## REQUIREMENT
Select from the records below every line that has the word "icon" in it.

## Dataset items
====

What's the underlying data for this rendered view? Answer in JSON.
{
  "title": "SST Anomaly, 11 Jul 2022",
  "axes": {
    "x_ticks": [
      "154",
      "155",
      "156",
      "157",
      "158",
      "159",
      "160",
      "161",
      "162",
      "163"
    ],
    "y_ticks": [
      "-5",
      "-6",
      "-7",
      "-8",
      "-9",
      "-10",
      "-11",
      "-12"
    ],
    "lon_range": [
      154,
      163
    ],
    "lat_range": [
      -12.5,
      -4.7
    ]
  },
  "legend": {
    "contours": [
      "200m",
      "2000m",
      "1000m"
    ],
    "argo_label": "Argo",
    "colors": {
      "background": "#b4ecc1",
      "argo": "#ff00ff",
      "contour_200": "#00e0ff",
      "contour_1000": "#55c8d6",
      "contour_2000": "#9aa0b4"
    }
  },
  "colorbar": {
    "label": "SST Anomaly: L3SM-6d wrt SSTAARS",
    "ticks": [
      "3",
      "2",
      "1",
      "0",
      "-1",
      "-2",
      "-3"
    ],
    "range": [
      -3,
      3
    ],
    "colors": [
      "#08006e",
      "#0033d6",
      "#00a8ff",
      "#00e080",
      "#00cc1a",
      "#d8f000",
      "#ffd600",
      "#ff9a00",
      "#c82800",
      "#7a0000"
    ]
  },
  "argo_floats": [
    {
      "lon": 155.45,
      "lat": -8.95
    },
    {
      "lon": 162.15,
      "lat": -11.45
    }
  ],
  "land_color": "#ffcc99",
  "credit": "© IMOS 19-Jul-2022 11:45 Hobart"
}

====

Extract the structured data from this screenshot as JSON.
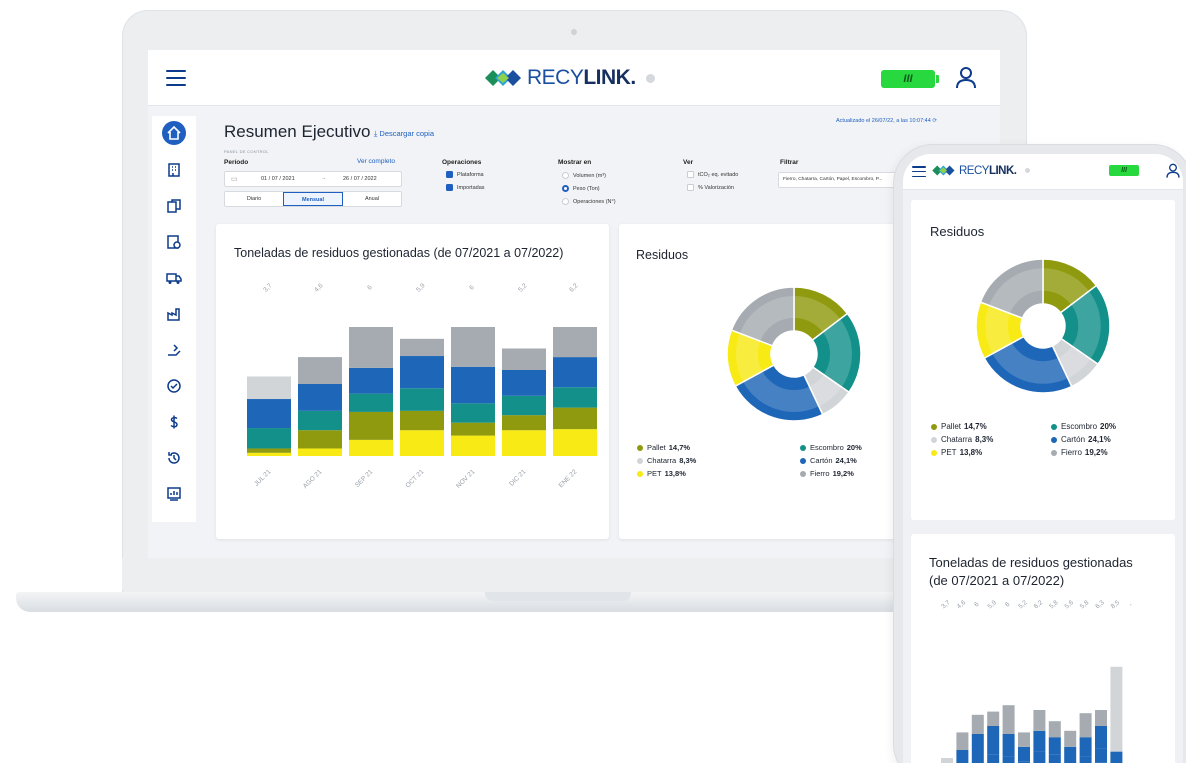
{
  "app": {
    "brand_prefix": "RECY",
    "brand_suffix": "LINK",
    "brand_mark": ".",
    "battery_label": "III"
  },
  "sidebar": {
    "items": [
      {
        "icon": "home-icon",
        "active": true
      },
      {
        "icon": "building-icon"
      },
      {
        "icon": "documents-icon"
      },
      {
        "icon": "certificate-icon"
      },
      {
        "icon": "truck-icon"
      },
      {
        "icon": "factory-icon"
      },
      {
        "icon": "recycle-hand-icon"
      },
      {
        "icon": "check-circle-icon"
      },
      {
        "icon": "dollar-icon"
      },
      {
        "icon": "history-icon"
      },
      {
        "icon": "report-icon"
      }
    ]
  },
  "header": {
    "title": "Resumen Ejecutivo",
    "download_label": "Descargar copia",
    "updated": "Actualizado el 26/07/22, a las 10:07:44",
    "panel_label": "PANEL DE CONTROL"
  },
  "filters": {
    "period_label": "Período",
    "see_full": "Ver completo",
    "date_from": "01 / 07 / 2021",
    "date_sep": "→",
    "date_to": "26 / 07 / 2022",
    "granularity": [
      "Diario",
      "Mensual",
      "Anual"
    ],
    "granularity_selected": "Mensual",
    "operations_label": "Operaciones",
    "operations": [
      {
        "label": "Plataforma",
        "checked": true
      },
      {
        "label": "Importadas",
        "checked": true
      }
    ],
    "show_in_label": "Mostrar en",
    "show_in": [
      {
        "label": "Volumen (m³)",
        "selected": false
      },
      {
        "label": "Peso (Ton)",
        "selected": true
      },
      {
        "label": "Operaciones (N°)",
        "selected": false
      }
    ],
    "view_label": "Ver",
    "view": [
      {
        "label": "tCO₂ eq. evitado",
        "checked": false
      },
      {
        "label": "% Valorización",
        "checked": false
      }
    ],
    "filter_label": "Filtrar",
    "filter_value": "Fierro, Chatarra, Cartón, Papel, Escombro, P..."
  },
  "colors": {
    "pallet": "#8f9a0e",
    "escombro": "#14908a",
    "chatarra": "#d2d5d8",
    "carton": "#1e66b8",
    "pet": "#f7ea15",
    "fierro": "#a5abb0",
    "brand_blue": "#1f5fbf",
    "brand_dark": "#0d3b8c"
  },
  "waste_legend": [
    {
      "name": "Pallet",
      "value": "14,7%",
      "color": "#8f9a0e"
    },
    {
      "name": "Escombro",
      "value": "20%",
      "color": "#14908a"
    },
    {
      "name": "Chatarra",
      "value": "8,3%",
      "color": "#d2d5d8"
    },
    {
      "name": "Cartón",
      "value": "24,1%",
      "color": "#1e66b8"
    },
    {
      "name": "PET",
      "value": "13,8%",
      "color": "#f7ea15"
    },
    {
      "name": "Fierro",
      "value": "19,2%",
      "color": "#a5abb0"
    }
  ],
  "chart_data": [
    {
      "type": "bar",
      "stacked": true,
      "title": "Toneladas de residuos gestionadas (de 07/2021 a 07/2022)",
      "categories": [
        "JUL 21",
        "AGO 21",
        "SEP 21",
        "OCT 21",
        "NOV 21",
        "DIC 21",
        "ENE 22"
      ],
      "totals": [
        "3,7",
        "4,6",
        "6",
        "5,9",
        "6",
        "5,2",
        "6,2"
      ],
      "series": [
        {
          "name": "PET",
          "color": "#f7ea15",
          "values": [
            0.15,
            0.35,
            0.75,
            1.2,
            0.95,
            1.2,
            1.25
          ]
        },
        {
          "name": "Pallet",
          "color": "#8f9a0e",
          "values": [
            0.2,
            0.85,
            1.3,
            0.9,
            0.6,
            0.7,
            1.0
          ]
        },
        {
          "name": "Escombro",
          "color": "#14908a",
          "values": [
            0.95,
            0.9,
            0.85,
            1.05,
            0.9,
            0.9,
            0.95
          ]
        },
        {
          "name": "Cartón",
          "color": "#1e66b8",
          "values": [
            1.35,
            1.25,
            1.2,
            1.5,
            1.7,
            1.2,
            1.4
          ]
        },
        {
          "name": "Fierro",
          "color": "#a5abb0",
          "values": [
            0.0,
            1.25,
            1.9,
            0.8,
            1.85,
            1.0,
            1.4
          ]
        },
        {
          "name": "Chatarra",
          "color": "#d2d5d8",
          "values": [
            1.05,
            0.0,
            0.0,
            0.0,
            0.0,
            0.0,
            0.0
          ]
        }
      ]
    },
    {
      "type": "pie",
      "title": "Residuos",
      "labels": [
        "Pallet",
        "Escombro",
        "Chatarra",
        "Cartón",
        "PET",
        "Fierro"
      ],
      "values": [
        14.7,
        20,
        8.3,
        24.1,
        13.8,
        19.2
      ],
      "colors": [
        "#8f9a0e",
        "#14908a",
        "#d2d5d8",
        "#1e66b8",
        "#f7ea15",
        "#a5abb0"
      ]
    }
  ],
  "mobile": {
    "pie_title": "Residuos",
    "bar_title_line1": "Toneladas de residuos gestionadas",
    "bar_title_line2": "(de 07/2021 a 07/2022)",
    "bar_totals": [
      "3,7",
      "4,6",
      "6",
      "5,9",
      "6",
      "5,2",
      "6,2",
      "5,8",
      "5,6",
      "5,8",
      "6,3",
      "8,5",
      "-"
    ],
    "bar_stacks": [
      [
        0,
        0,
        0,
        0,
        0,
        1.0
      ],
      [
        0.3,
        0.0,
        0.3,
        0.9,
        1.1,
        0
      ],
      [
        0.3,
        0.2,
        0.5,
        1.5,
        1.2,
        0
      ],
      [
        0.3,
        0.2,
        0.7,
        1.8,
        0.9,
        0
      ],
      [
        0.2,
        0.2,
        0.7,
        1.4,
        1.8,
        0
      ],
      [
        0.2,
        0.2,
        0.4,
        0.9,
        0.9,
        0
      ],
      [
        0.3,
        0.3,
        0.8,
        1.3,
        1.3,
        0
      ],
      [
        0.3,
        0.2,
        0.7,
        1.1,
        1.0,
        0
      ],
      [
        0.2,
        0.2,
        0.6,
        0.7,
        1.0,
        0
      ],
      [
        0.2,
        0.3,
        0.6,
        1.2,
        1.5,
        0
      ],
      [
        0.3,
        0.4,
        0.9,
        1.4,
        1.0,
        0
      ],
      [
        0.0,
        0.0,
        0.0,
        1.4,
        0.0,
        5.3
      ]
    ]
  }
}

====

## ANSWER TO THE TASK
        "icon": "home-icon",
        "icon": "building-icon"
        "icon": "documents-icon"
        "icon": "certificate-icon"
        "icon": "truck-icon"
        "icon": "factory-icon"
        "icon": "recycle-hand-icon"
        "icon": "check-circle-icon"
        "icon": "dollar-icon"
        "icon": "history-icon"
        "icon": "report-icon"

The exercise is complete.